> **What you will do**:
Sort through the data and copy the lines holding the word "النظام".

[Extracted data entries]
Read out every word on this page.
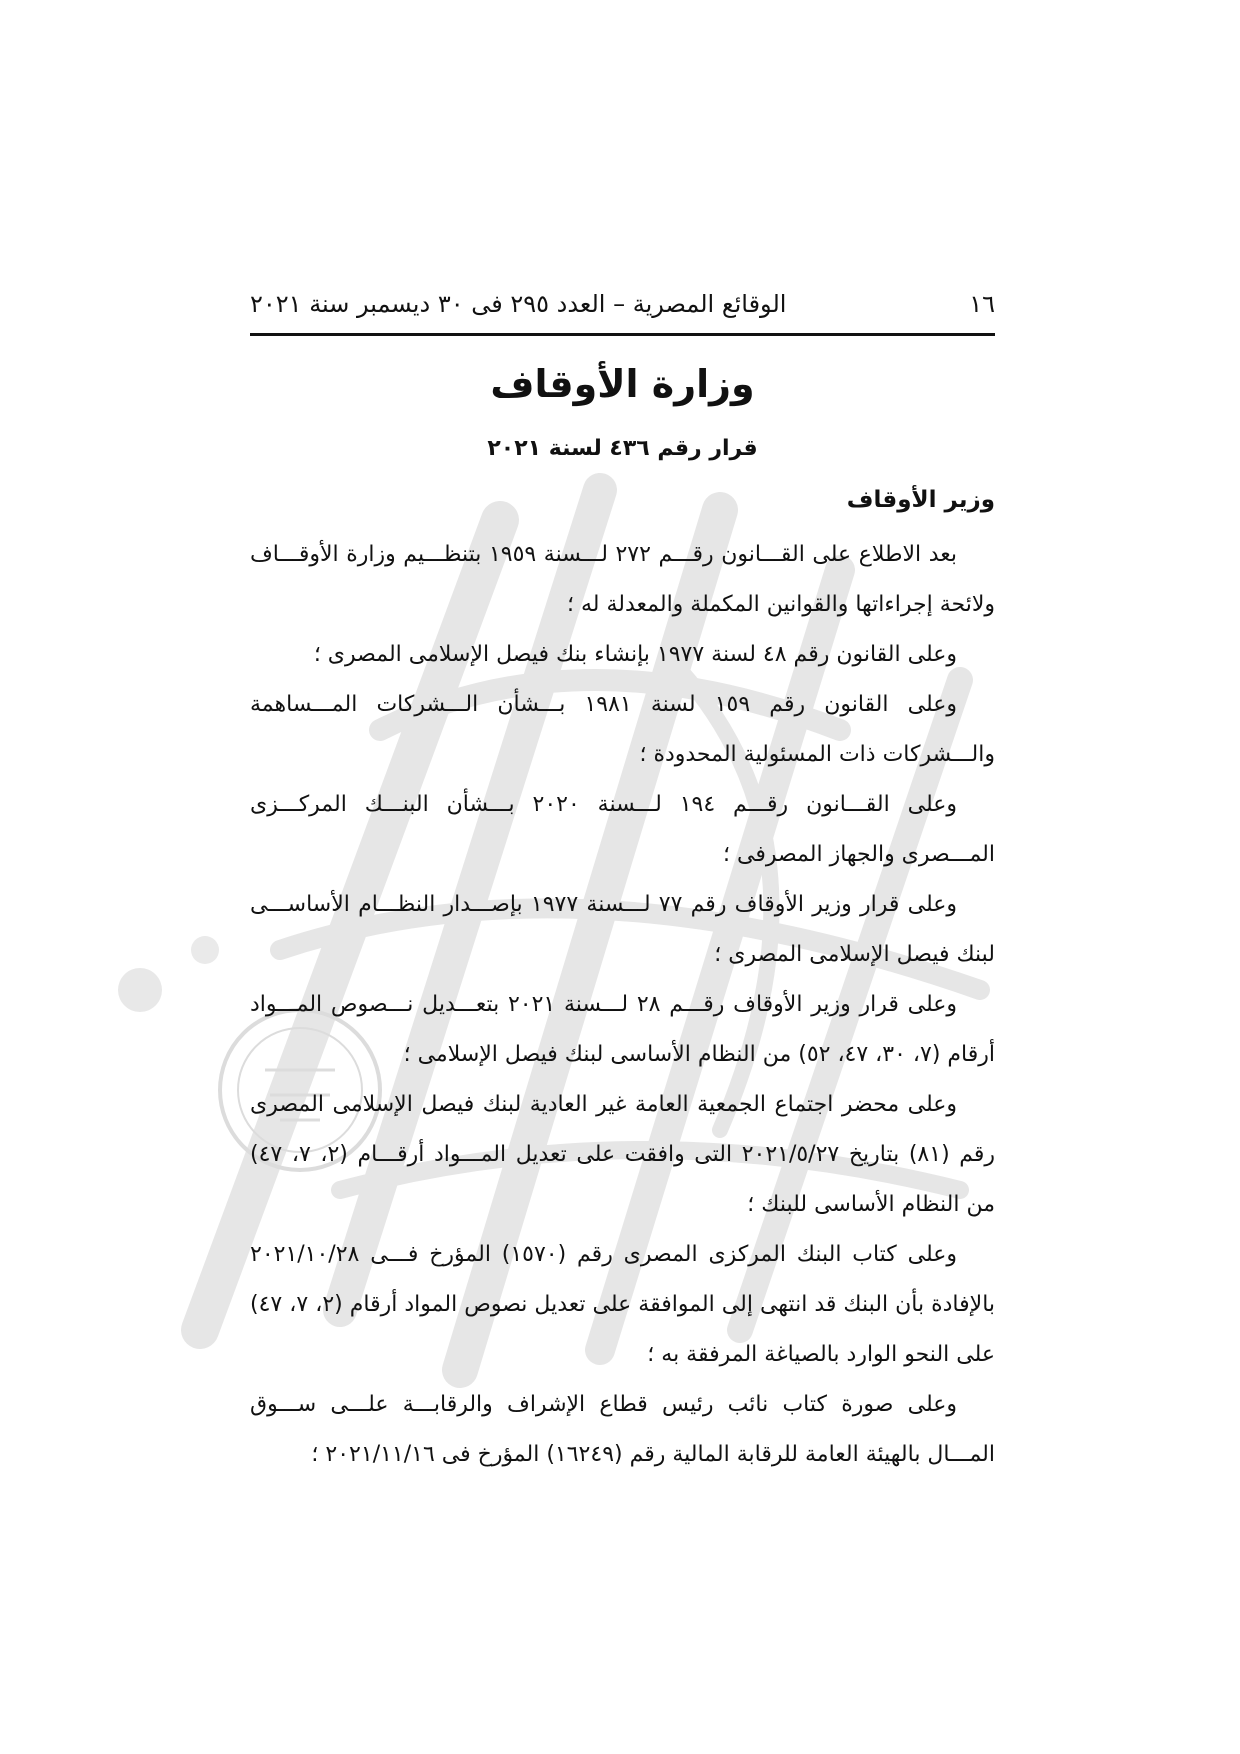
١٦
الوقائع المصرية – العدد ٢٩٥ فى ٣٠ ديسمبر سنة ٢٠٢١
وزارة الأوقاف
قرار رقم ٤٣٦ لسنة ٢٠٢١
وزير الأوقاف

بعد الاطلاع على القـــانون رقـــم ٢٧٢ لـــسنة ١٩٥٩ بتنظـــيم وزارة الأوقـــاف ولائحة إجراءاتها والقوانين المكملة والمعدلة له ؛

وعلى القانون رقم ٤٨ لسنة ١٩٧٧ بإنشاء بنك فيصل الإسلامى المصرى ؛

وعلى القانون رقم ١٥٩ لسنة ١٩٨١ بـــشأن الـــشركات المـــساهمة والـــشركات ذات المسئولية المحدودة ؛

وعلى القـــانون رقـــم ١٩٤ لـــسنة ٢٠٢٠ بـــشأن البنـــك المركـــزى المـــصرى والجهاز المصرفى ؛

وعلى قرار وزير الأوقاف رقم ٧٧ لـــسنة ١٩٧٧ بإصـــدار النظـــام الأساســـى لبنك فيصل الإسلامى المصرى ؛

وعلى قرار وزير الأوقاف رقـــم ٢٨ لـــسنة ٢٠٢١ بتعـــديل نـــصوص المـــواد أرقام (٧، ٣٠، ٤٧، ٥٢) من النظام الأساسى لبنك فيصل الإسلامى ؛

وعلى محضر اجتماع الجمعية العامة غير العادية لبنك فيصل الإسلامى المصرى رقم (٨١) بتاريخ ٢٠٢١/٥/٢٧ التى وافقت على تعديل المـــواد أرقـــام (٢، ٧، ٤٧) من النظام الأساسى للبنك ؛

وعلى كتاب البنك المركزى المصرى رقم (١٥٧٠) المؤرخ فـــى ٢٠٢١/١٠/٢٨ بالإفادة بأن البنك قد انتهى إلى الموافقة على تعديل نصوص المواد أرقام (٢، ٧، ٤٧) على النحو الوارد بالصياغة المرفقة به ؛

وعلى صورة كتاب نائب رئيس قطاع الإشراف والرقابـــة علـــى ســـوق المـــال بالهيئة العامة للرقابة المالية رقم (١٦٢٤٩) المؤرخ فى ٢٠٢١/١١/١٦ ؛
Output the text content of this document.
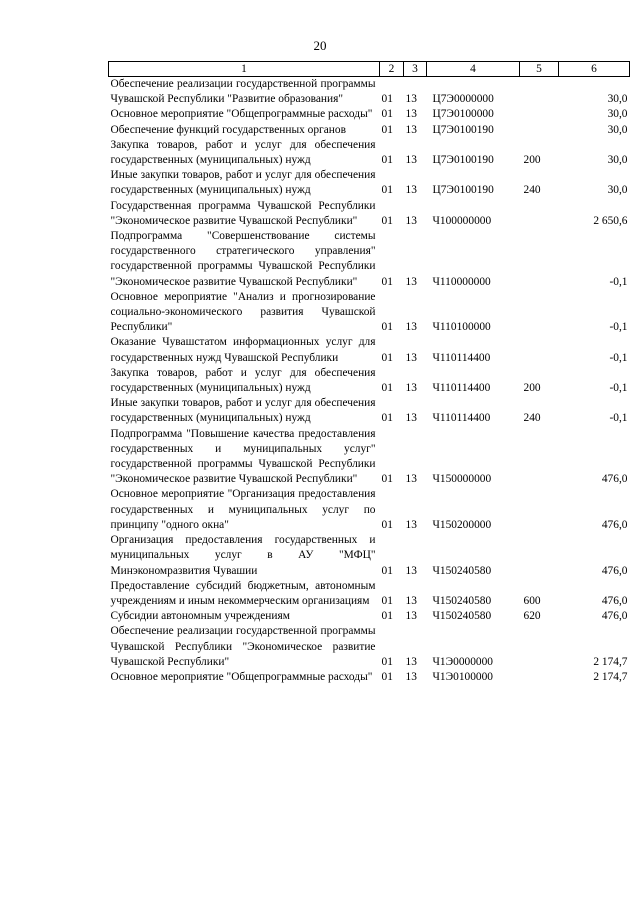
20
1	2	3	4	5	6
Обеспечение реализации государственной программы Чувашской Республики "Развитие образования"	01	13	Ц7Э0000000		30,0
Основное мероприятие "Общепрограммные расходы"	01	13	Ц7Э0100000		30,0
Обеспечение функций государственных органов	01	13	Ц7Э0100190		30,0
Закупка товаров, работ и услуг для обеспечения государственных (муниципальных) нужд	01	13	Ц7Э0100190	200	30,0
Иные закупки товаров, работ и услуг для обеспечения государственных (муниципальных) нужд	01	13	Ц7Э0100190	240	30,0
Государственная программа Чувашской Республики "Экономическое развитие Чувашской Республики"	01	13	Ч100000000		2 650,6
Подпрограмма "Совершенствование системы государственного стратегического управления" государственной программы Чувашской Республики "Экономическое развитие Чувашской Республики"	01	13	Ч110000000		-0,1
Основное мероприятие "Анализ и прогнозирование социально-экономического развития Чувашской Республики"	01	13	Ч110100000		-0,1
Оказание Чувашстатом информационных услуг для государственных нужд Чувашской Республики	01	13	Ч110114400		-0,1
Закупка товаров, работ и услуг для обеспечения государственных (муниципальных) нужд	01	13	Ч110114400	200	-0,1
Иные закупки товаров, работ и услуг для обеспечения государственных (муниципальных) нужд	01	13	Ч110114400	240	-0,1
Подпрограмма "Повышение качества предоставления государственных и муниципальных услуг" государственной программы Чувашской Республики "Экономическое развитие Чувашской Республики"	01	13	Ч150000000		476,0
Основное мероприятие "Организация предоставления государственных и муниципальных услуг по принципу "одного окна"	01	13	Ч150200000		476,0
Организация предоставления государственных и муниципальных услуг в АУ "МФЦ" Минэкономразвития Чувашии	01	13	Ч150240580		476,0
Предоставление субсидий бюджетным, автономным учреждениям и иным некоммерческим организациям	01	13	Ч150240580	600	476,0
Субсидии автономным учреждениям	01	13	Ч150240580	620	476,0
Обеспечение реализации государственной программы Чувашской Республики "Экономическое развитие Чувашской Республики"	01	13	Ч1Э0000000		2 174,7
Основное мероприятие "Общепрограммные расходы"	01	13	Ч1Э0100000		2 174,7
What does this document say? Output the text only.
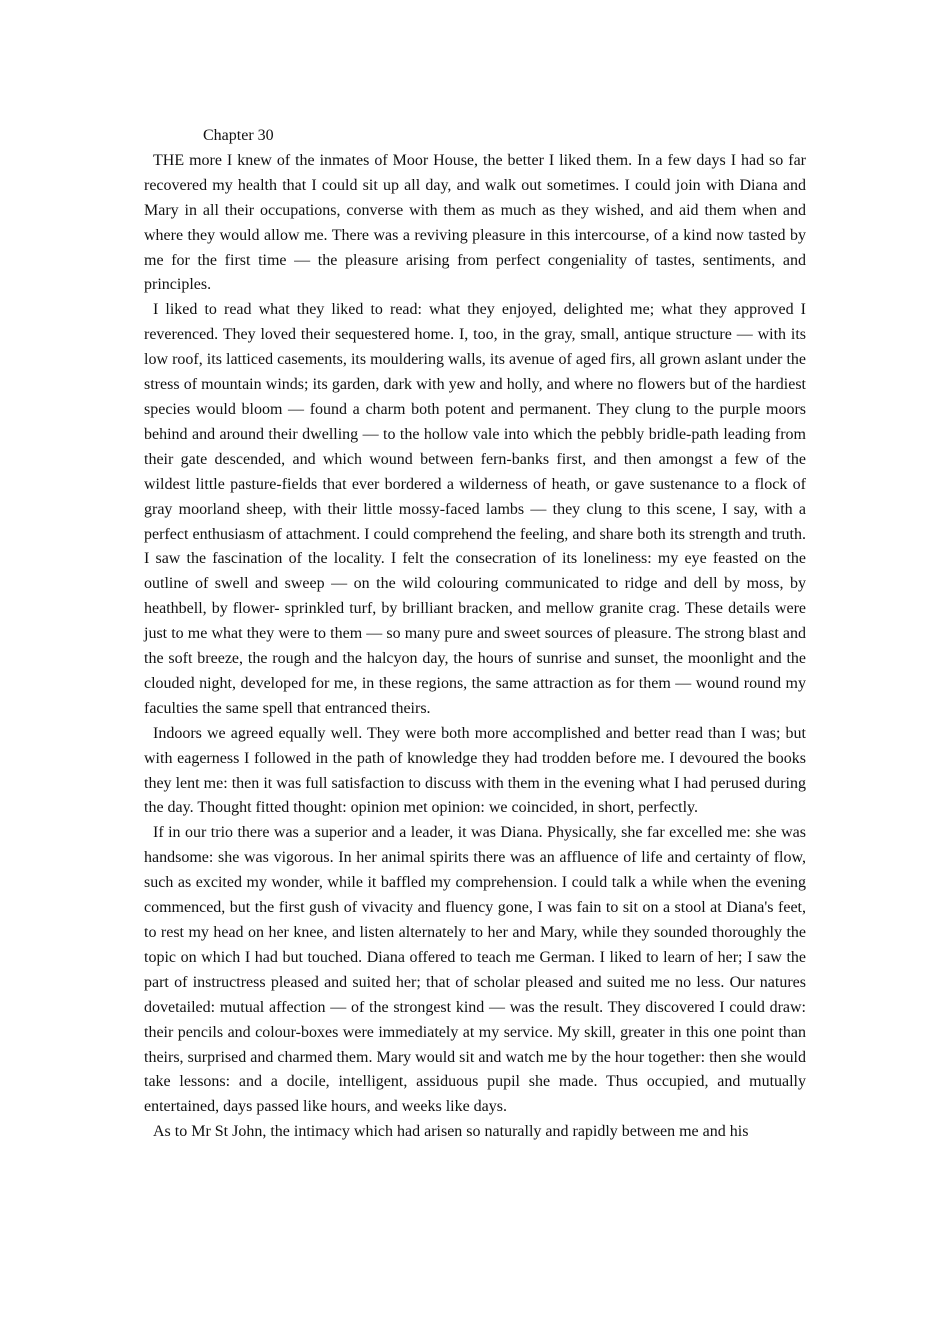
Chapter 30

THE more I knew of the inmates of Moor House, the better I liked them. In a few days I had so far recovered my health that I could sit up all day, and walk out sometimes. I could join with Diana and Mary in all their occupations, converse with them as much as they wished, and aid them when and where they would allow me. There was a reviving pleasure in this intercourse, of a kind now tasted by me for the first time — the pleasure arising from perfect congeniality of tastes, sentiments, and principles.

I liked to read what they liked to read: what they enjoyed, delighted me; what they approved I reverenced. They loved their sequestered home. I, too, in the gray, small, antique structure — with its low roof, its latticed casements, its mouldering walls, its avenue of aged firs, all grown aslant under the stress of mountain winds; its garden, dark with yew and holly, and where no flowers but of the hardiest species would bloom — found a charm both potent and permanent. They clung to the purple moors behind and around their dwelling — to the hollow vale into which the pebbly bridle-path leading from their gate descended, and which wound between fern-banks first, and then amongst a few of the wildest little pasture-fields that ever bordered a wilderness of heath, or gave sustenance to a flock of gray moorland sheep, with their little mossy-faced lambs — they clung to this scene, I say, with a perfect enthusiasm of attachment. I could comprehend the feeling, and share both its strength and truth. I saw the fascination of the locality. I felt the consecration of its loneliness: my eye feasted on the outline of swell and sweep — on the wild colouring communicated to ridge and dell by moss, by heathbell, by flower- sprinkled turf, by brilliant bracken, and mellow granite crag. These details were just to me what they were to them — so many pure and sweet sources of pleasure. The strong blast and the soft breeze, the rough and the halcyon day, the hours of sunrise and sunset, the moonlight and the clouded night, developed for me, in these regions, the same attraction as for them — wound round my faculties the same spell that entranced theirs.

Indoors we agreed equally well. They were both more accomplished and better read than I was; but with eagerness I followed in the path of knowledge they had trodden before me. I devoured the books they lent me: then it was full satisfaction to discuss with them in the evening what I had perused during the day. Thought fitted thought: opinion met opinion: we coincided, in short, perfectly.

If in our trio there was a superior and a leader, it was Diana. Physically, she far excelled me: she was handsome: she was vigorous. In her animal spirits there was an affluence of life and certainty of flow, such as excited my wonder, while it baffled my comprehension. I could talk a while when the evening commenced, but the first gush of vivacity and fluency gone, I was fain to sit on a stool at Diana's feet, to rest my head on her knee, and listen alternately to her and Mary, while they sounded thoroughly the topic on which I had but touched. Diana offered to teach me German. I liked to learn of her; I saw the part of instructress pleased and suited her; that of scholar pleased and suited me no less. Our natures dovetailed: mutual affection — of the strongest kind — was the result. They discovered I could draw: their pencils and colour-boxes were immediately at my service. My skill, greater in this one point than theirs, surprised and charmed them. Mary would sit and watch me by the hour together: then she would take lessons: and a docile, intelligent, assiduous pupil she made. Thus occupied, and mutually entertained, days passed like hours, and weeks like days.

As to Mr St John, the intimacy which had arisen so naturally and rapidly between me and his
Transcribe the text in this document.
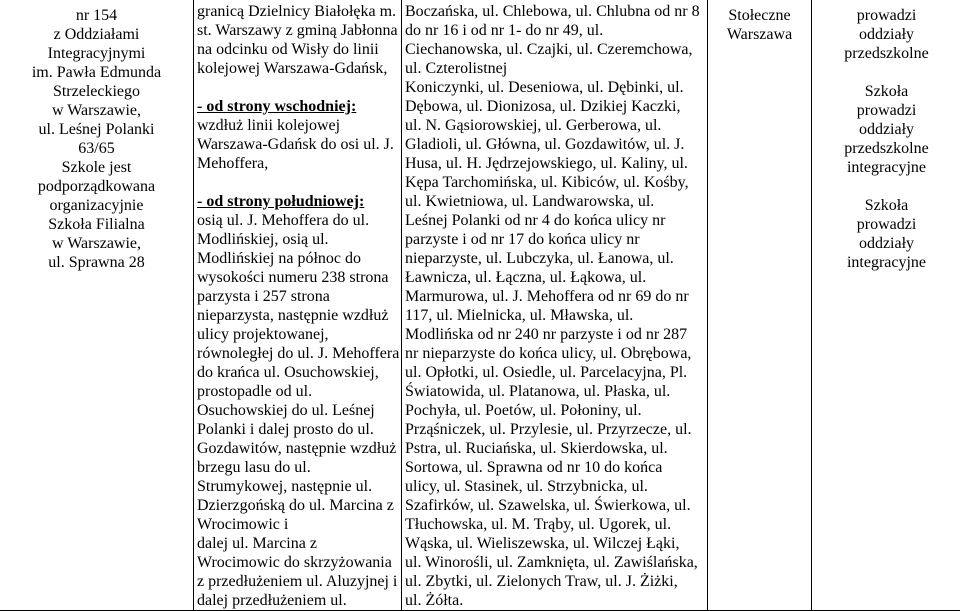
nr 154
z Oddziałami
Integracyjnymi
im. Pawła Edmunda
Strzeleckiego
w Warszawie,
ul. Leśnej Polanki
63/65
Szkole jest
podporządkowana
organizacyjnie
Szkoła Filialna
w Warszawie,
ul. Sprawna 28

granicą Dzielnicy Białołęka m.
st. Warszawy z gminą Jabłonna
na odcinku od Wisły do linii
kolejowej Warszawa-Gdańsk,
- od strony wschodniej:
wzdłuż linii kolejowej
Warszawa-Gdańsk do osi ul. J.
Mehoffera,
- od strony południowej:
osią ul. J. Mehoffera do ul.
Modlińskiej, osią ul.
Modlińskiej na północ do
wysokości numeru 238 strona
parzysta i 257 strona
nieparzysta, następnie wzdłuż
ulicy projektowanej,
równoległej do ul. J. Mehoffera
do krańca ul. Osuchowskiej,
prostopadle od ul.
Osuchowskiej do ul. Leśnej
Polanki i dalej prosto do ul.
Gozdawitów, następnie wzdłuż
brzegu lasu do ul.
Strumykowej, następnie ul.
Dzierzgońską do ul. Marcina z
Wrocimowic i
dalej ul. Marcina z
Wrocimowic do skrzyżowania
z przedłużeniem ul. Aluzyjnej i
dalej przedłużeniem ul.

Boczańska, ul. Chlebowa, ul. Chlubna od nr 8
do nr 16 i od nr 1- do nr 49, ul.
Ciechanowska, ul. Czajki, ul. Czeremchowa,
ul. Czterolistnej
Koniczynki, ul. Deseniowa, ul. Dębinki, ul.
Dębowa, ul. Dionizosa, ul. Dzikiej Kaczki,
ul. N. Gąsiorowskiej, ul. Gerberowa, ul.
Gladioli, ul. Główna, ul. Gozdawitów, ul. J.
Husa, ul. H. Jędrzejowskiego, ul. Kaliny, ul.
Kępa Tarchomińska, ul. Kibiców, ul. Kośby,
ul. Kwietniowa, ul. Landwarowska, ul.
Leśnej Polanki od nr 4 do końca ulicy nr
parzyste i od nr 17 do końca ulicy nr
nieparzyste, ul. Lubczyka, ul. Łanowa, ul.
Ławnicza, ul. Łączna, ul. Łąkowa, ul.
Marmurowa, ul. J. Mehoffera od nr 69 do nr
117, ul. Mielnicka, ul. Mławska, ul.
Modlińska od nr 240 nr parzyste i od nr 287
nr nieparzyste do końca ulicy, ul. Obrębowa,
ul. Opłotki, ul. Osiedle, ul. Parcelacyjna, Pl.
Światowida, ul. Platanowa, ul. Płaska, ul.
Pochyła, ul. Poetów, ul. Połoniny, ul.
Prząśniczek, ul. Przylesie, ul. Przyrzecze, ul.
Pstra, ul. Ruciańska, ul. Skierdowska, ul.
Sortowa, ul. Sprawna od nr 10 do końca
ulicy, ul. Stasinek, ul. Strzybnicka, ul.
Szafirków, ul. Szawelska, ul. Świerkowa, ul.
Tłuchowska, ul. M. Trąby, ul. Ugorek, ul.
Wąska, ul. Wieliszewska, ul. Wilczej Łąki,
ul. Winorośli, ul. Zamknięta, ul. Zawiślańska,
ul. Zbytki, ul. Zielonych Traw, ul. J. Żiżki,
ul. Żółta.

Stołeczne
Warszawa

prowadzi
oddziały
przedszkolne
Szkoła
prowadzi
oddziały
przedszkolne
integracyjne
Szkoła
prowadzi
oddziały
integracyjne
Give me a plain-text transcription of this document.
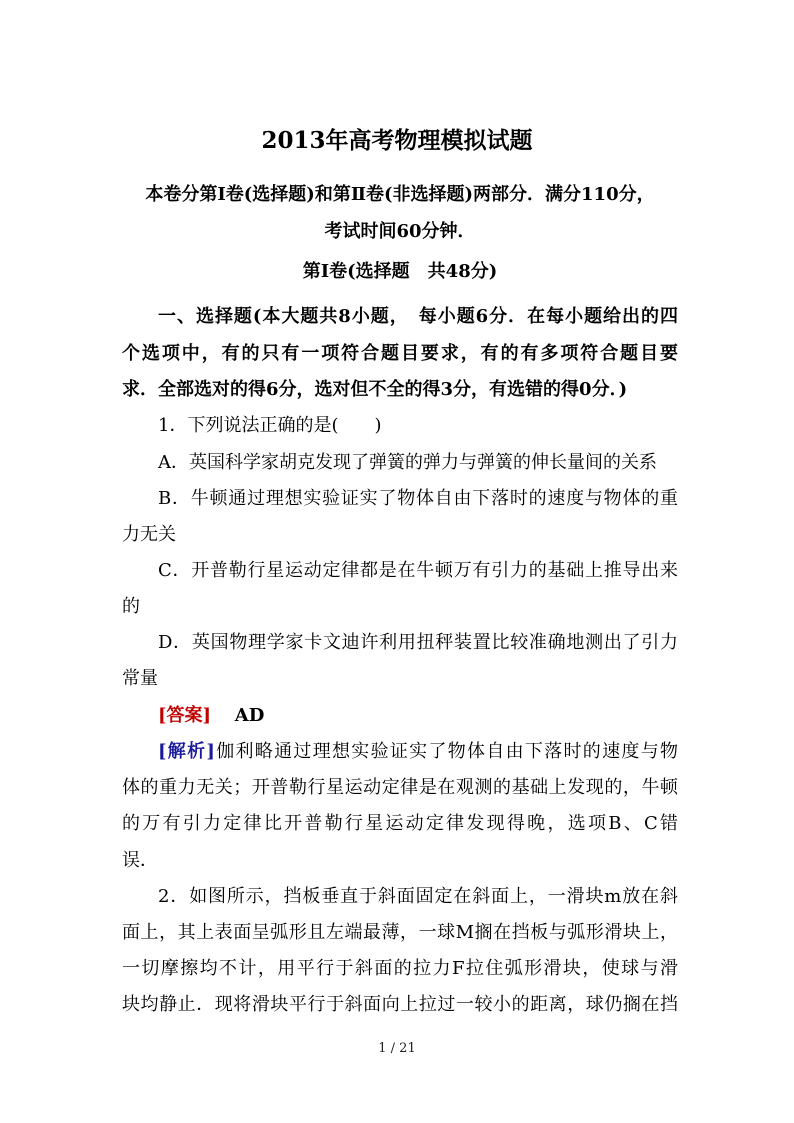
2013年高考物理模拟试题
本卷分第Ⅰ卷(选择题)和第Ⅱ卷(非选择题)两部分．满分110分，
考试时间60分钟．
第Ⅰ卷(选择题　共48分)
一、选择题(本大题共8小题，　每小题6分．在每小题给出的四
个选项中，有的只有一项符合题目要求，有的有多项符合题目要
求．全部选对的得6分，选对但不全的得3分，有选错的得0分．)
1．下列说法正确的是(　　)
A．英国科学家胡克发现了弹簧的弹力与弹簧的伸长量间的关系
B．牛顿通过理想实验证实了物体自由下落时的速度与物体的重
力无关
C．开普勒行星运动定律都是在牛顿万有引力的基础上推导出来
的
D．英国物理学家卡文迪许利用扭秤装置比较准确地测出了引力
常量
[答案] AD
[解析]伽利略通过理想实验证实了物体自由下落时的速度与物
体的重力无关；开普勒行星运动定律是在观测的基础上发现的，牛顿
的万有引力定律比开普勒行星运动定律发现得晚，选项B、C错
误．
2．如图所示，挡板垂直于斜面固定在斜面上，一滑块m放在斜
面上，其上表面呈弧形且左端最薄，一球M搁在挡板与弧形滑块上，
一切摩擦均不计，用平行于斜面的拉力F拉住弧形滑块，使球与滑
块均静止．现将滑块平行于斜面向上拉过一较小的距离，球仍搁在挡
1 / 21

> **Reply**:
وعلى قرار وزير الأوقاف رقـــم ٢٨ لـــسنة ٢٠٢١ بتعـــديل نـــصوص المـــواد أرقام (٧، ٣٠، ٤٧، ٥٢) من النظام الأساسى لبنك فيصل الإسلامى ؛
وعلى محضر اجتماع الجمعية العامة غير العادية لبنك فيصل الإسلامى المصرى رقم (٨١) بتاريخ ٢٠٢١/٥/٢٧ التى وافقت على تعديل المـــواد أرقـــام (٢، ٧، ٤٧) من النظام الأساسى للبنك ؛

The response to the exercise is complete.